TASK DIRECTIONS ▸
Return every line below in which "положения" appears.

Dataset items:
/---

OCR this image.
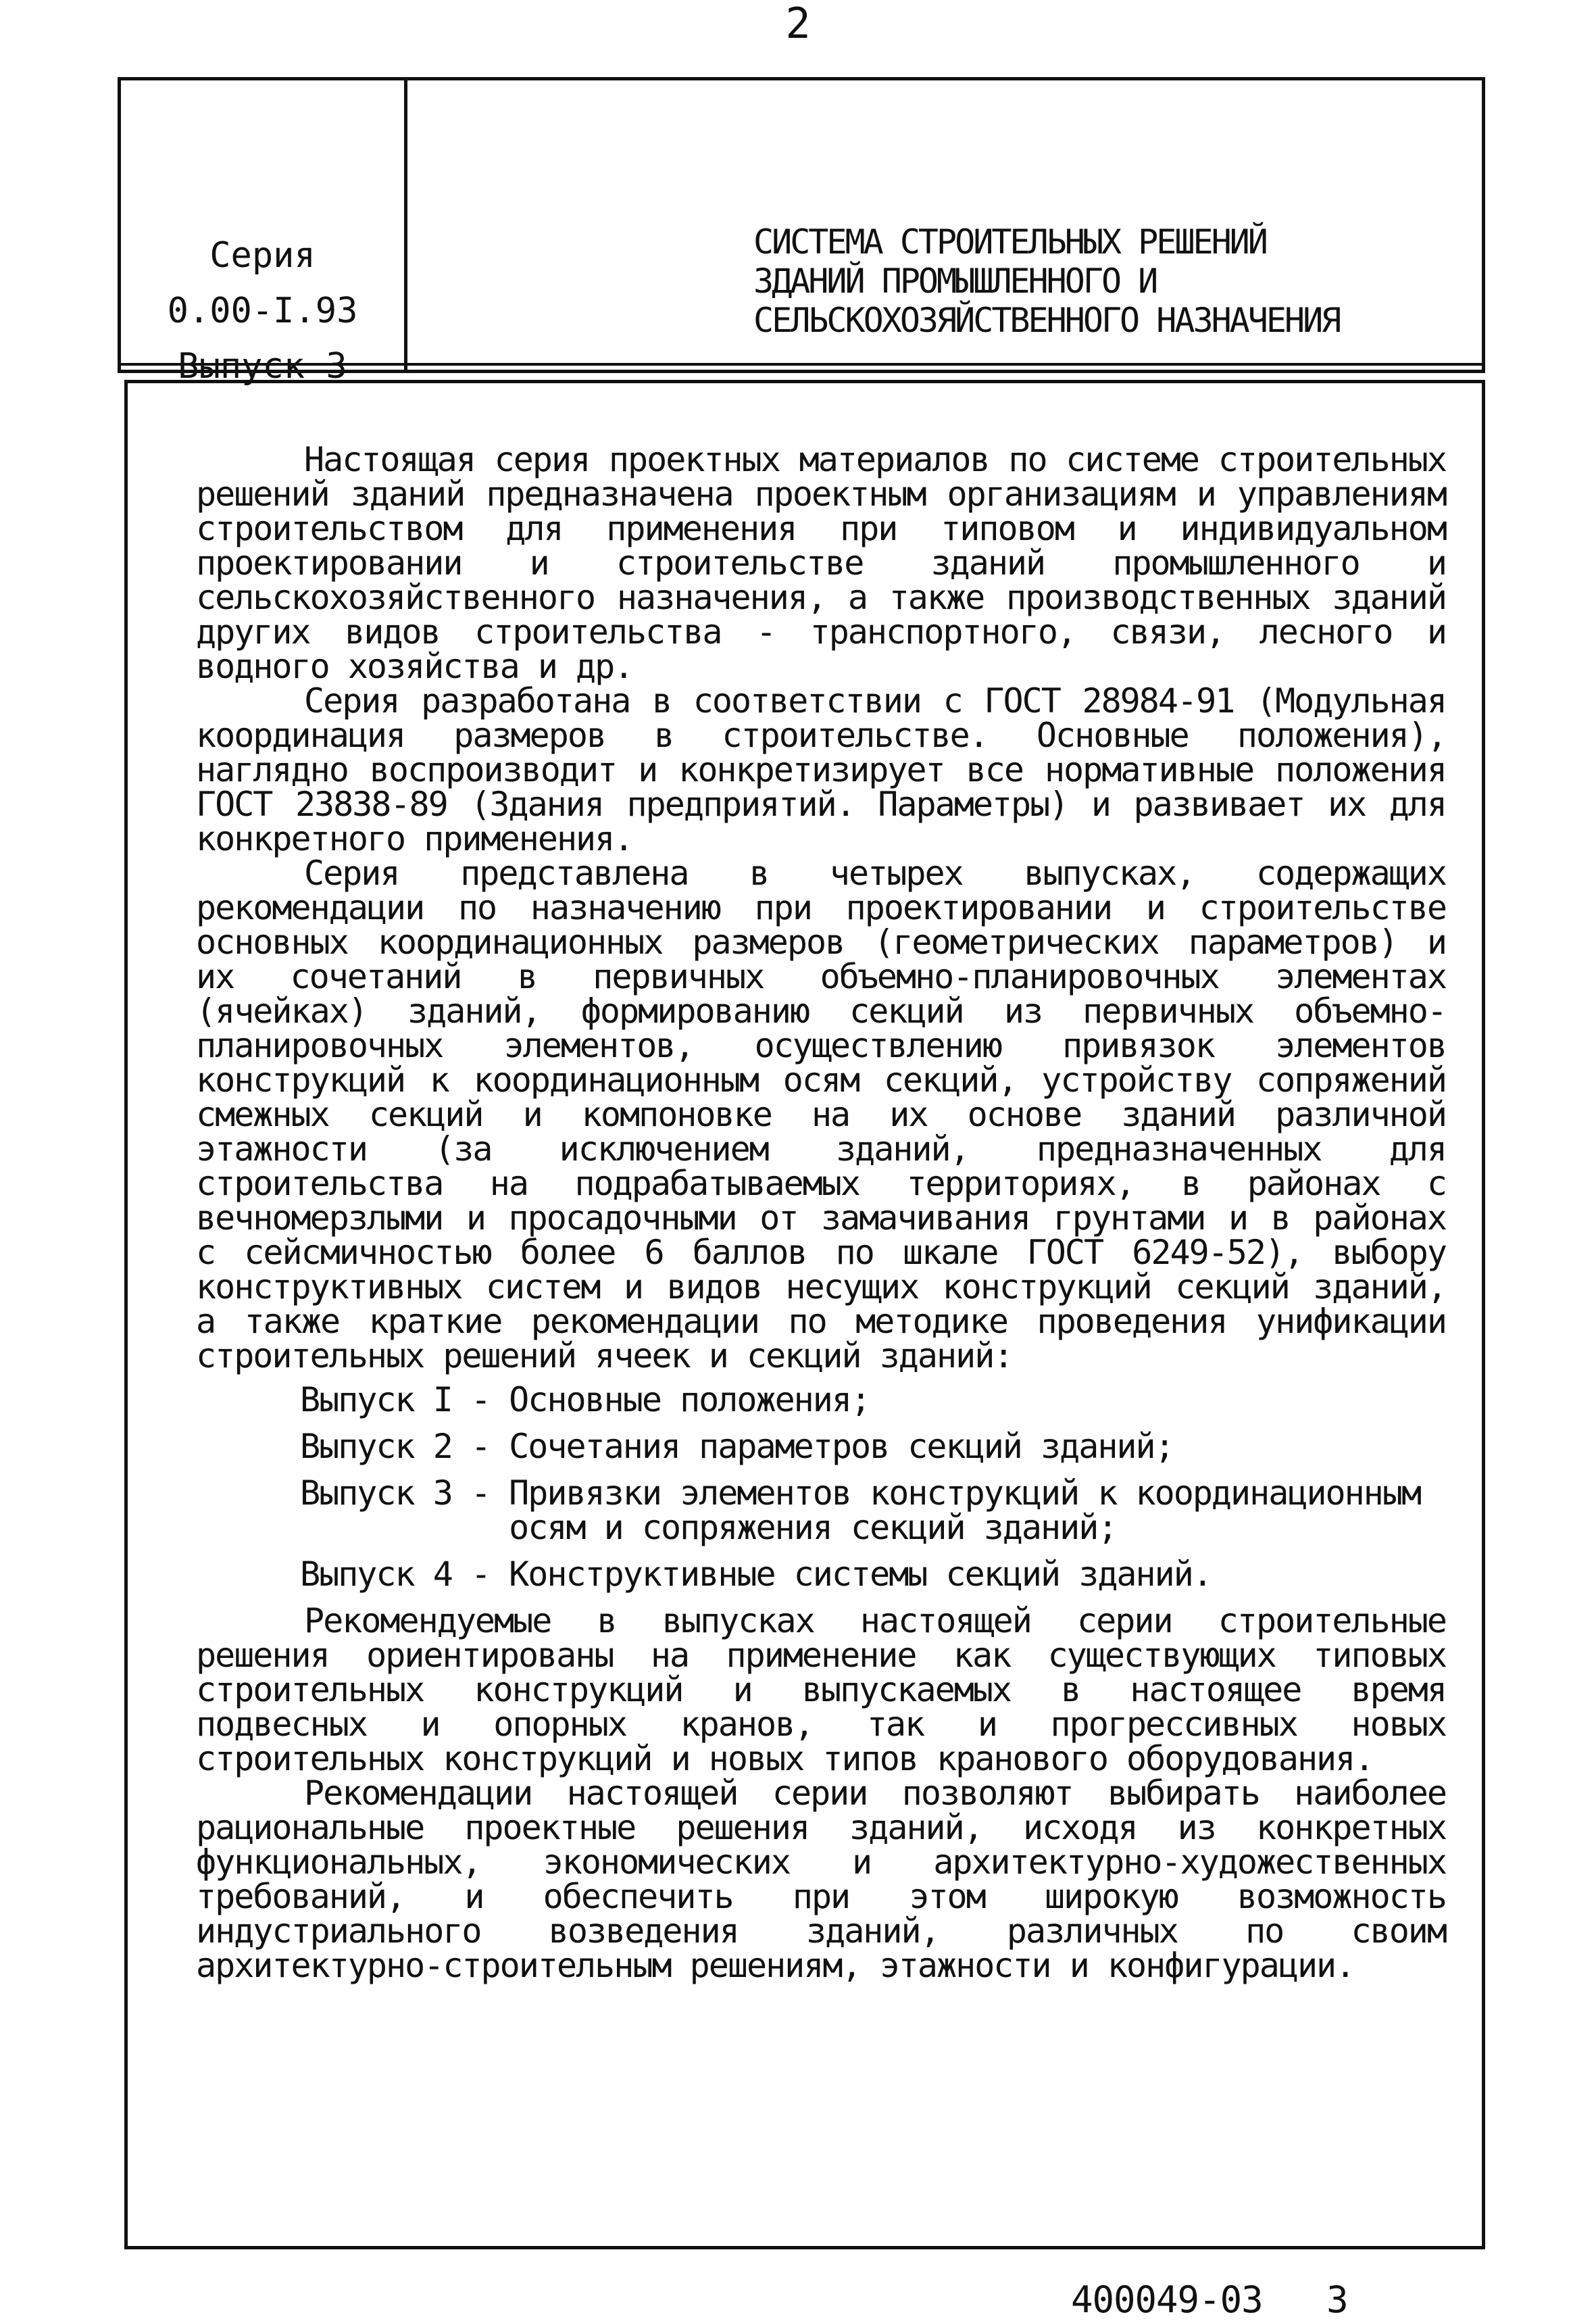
2
Серия
0.00-I.93
Выпуск 3
СИСТЕМА СТРОИТЕЛЬНЫХ РЕШЕНИЙ
ЗДАНИЙ ПРОМЫШЛЕННОГО И
СЕЛЬСКОХОЗЯЙСТВЕННОГО НАЗНАЧЕНИЯ

Настоящая серия проектных материалов по системе строительных решений зданий предназначена проектным организациям и управлениям строительством для применения при типовом и индивидуальном проектировании и строительстве зданий промышленного и сельскохозяйственного назначения, а также производственных зданий других видов строительства - транспортного, связи, лесного и водного хозяйства и др.

Серия разработана в соответствии с ГОСТ 28984-91 (Модульная координация размеров в строительстве. Основные положения), наглядно воспроизводит и конкретизирует все нормативные положения ГОСТ 23838-89 (Здания предприятий. Параметры) и развивает их для конкретного применения.

Серия представлена в четырех выпусках, содержащих рекомендации по назначению при проектировании и строительстве основных координационных размеров (геометрических параметров) и их сочетаний в первичных объемно-планировочных элементах (ячейках) зданий, формированию секций из первичных объемно-планировочных элементов, осуществлению привязок элементов конструкций к координационным осям секций, устройству сопряжений смежных секций и компоновке на их основе зданий различной этажности (за исключением зданий, предназначенных для строительства на подрабатываемых территориях, в районах с вечномерзлыми и просадочными от замачивания грунтами и в районах с сейсмичностью более 6 баллов по шкале ГОСТ 6249-52), выбору конструктивных систем и видов несущих конструкций секций зданий, а также краткие рекомендации по методике проведения унификации строительных решений ячеек и секций зданий:

Выпуск I - Основные положения;
Выпуск 2 - Сочетания параметров секций зданий;
Выпуск 3 - Привязки элементов конструкций к координационным осям и сопряжения секций зданий;
Выпуск 4 - Конструктивные системы секций зданий.

Рекомендуемые в выпусках настоящей серии строительные решения ориентированы на применение как существующих типовых строительных конструкций и выпускаемых в настоящее время подвесных и опорных кранов, так и прогрессивных новых строительных конструкций и новых типов кранового оборудования.

Рекомендации настоящей серии позволяют выбирать наиболее рациональные проектные решения зданий, исходя из конкретных функциональных, экономических и архитектурно-художественных требований, и обеспечить при этом широкую возможность индустриального возведения зданий, различных по своим архитектурно-строительным решениям, этажности и конфигурации.

400049-03   3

\---

RESPONSE TO THIS TASK ▸
Серия разработана в соответствии с ГОСТ 28984-91 (Модульная координация размеров в строительстве. Основные положения), наглядно воспроизводит и конкретизирует все нормативные положения ГОСТ 23838-89 (Здания предприятий. Параметры) и развивает их для конкретного применения.
Выпуск I - Основные положения;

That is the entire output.